To do
Each line that holds the word "artículo" should be returned.

=== Data section ===

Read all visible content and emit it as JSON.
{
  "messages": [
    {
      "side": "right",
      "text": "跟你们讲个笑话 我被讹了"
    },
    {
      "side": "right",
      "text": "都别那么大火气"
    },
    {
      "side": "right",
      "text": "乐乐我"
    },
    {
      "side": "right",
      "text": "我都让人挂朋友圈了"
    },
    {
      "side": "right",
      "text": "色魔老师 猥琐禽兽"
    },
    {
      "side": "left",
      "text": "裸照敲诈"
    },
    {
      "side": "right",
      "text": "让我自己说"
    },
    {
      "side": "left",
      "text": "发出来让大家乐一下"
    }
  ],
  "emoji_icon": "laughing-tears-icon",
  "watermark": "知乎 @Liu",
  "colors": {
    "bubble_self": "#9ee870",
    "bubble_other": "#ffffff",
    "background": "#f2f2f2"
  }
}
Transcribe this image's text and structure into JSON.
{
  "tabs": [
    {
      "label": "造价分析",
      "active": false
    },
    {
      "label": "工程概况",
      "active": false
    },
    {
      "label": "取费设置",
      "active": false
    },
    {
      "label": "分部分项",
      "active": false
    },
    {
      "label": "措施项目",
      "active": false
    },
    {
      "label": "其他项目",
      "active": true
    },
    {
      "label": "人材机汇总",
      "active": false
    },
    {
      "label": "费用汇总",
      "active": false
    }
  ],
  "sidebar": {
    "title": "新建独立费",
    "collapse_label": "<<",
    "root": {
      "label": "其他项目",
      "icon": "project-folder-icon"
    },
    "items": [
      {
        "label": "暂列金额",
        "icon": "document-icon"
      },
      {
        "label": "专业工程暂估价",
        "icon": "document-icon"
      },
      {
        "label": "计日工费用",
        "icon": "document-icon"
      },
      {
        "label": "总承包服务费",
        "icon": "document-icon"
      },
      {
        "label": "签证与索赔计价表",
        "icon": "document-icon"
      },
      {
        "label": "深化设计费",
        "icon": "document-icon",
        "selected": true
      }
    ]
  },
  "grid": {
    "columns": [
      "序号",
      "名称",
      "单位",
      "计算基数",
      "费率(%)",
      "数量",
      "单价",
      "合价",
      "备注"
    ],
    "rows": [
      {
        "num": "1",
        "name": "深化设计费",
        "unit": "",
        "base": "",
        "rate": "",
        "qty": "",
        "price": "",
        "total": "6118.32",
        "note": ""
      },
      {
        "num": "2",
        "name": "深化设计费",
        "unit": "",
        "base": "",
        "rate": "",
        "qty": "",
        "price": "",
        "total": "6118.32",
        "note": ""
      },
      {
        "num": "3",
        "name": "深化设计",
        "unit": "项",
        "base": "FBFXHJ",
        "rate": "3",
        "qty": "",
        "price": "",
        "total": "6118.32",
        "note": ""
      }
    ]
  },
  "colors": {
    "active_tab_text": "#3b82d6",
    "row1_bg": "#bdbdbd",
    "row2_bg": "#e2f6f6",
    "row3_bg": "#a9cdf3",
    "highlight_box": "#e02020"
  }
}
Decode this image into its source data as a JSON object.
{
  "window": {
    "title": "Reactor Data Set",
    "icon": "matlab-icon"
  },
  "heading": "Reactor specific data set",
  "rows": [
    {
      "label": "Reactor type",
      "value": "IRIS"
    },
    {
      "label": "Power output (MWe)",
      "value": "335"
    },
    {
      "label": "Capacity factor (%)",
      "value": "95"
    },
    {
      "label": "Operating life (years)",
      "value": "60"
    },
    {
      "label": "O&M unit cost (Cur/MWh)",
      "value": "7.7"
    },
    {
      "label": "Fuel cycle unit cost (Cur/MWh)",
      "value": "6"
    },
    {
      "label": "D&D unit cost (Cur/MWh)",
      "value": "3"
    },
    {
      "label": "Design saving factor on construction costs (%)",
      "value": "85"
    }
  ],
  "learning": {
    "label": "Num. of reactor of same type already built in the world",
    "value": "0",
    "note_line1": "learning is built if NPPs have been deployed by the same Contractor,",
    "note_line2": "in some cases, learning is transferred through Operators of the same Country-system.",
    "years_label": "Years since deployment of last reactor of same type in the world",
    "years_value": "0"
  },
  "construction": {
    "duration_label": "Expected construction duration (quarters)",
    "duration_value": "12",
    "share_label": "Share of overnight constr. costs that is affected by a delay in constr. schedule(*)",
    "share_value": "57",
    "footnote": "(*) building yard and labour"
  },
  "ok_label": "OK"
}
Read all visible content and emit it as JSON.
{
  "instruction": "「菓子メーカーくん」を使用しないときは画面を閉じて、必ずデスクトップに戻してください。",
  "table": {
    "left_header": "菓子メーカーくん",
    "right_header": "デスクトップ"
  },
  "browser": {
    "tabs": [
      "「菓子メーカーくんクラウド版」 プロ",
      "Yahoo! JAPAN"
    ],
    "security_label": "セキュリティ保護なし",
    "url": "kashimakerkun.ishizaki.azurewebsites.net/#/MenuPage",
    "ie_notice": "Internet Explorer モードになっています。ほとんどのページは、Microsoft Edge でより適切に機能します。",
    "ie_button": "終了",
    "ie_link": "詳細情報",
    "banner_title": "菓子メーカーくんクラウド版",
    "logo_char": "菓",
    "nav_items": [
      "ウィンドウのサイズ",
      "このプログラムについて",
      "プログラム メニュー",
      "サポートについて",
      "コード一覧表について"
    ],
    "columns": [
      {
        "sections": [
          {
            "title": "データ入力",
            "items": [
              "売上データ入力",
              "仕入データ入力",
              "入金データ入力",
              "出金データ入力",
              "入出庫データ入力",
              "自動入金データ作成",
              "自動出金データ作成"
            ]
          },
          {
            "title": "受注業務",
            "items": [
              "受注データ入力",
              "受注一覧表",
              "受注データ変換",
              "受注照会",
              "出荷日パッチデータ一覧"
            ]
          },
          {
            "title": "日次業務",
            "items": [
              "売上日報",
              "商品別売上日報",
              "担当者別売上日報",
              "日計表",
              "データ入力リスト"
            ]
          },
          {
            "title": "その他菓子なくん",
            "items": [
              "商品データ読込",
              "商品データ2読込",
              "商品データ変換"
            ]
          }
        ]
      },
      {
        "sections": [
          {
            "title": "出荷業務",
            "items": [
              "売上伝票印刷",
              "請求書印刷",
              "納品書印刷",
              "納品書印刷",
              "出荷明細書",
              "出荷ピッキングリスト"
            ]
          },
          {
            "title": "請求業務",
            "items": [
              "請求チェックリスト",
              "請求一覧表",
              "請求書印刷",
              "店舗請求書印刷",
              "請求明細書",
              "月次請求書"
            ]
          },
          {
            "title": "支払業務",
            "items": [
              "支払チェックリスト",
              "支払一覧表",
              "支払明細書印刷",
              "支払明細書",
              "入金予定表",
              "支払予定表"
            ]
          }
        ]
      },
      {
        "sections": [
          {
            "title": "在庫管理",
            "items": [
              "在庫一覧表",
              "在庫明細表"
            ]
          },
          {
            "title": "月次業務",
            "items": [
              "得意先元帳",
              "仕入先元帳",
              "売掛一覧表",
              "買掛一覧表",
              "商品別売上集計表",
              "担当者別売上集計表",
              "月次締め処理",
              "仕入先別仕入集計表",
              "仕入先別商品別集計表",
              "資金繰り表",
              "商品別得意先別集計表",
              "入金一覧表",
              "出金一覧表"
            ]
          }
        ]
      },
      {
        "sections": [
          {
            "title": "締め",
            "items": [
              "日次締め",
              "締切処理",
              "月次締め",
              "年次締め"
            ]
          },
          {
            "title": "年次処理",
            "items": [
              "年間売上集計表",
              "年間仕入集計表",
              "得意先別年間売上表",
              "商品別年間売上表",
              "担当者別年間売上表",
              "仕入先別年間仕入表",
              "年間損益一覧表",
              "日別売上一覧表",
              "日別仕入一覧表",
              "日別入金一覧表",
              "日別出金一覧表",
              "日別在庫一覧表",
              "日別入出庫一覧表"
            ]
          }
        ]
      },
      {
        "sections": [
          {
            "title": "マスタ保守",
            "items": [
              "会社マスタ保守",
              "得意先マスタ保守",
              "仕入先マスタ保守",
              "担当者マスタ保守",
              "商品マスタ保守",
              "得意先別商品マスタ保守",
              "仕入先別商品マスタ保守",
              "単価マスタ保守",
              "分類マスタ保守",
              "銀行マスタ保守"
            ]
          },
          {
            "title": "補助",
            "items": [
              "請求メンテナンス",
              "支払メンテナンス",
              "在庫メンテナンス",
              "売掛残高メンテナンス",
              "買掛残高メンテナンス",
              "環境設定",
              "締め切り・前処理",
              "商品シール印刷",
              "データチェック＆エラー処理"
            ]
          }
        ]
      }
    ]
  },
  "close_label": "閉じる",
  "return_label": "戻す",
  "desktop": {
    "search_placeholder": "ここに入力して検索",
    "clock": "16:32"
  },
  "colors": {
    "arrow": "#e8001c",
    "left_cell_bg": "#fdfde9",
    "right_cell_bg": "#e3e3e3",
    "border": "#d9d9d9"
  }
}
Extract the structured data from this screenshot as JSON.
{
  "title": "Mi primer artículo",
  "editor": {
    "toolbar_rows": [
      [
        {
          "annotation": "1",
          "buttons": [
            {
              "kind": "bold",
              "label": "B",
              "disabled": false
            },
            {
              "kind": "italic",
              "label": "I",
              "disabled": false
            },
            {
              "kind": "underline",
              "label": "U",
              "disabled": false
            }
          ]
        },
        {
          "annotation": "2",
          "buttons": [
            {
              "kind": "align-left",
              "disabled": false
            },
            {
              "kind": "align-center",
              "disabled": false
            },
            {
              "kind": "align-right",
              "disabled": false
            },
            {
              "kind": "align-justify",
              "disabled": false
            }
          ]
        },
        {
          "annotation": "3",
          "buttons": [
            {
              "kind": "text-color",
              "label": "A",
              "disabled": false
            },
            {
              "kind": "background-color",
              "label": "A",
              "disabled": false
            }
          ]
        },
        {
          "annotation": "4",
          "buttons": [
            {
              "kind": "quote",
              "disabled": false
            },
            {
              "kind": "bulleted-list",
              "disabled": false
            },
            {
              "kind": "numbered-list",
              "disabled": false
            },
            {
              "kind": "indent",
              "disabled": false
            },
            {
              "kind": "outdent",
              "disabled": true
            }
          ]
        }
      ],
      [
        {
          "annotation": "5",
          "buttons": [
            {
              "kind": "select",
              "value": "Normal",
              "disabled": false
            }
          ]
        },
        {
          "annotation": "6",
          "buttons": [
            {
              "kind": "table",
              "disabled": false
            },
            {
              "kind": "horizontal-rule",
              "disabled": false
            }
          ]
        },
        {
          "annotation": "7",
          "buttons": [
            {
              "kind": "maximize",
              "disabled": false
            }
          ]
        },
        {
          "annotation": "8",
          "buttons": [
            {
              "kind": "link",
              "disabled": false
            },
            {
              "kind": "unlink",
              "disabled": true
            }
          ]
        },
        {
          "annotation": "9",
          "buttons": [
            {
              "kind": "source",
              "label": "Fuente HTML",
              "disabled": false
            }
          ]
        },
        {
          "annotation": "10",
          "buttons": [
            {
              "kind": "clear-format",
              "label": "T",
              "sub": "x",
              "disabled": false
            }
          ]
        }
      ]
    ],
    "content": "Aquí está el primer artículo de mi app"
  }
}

===

Written answer
  "title": "Mi primer artículo",
    "content": "Aquí está el primer artículo de mi app"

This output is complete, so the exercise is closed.